▶ **WORKING DATA**
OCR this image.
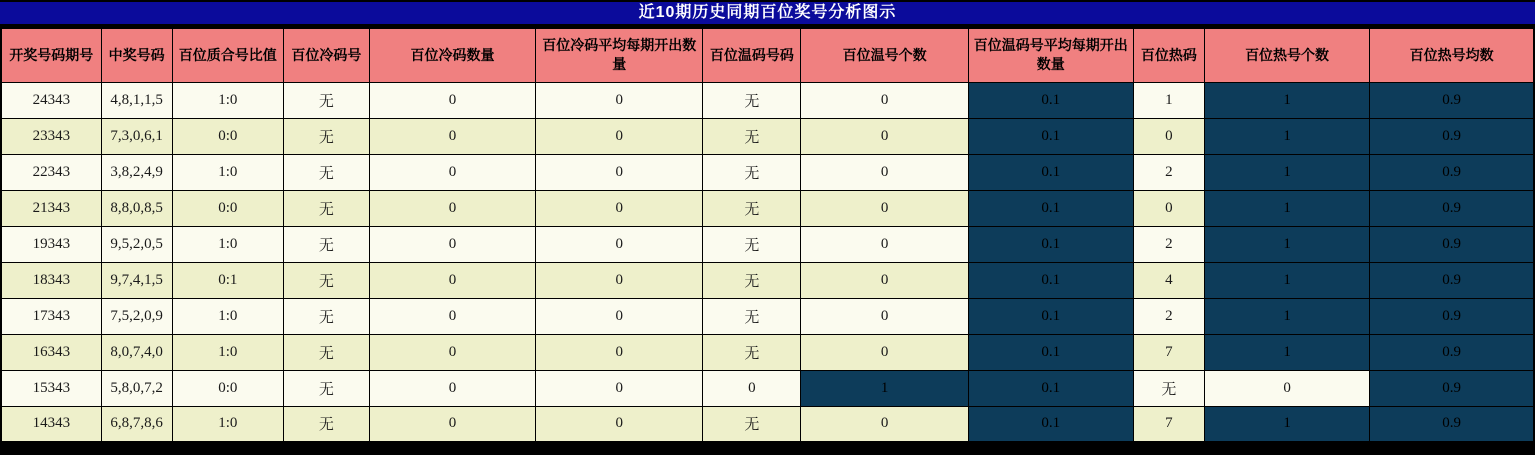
近10期历史同期百位奖号分析图示
开奖号码期号	中奖号码	百位质合号比值	百位冷码号	百位冷码数量	百位冷码平均每期开出数量	百位温码号码	百位温号个数	百位温码号平均每期开出数量	百位热码	百位热号个数	百位热号均数
24343	4,8,1,1,5	1:0	无	0	0	无	0	0.1	1	1	0.9
23343	7,3,0,6,1	0:0	无	0	0	无	0	0.1	0	1	0.9
22343	3,8,2,4,9	1:0	无	0	0	无	0	0.1	2	1	0.9
21343	8,8,0,8,5	0:0	无	0	0	无	0	0.1	0	1	0.9
19343	9,5,2,0,5	1:0	无	0	0	无	0	0.1	2	1	0.9
18343	9,7,4,1,5	0:1	无	0	0	无	0	0.1	4	1	0.9
17343	7,5,2,0,9	1:0	无	0	0	无	0	0.1	2	1	0.9
16343	8,0,7,4,0	1:0	无	0	0	无	0	0.1	7	1	0.9
15343	5,8,0,7,2	0:0	无	0	0	0	1	0.1	无	0	0.9
14343	6,8,7,8,6	1:0	无	0	0	无	0	0.1	7	1	0.9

▶ **WHAT TO PRODUCE**
Restate each entry word for word, leaving out any pictures.

▶ **WRITTEN SOLUTION**
OCR this image.
近10期历史同期百位奖号分析图示
开奖号码期号	中奖号码	百位质合号比值	百位冷码号	百位冷码数量	百位冷码平均每期开出数量	百位温码号码	百位温号个数	百位温码号平均每期开出数量	百位热码	百位热号个数	百位热号均数
24343	4,8,1,1,5	1:0	无	0	0	无	0	0.1	1	1	0.9
23343	7,3,0,6,1	0:0	无	0	0	无	0	0.1	0	1	0.9
22343	3,8,2,4,9	1:0	无	0	0	无	0	0.1	2	1	0.9
21343	8,8,0,8,5	0:0	无	0	0	无	0	0.1	0	1	0.9
19343	9,5,2,0,5	1:0	无	0	0	无	0	0.1	2	1	0.9
18343	9,7,4,1,5	0:1	无	0	0	无	0	0.1	4	1	0.9
17343	7,5,2,0,9	1:0	无	0	0	无	0	0.1	2	1	0.9
16343	8,0,7,4,0	1:0	无	0	0	无	0	0.1	7	1	0.9
15343	5,8,0,7,2	0:0	无	0	0	0	1	0.1	无	0	0.9
14343	6,8,7,8,6	1:0	无	0	0	无	0	0.1	7	1	0.9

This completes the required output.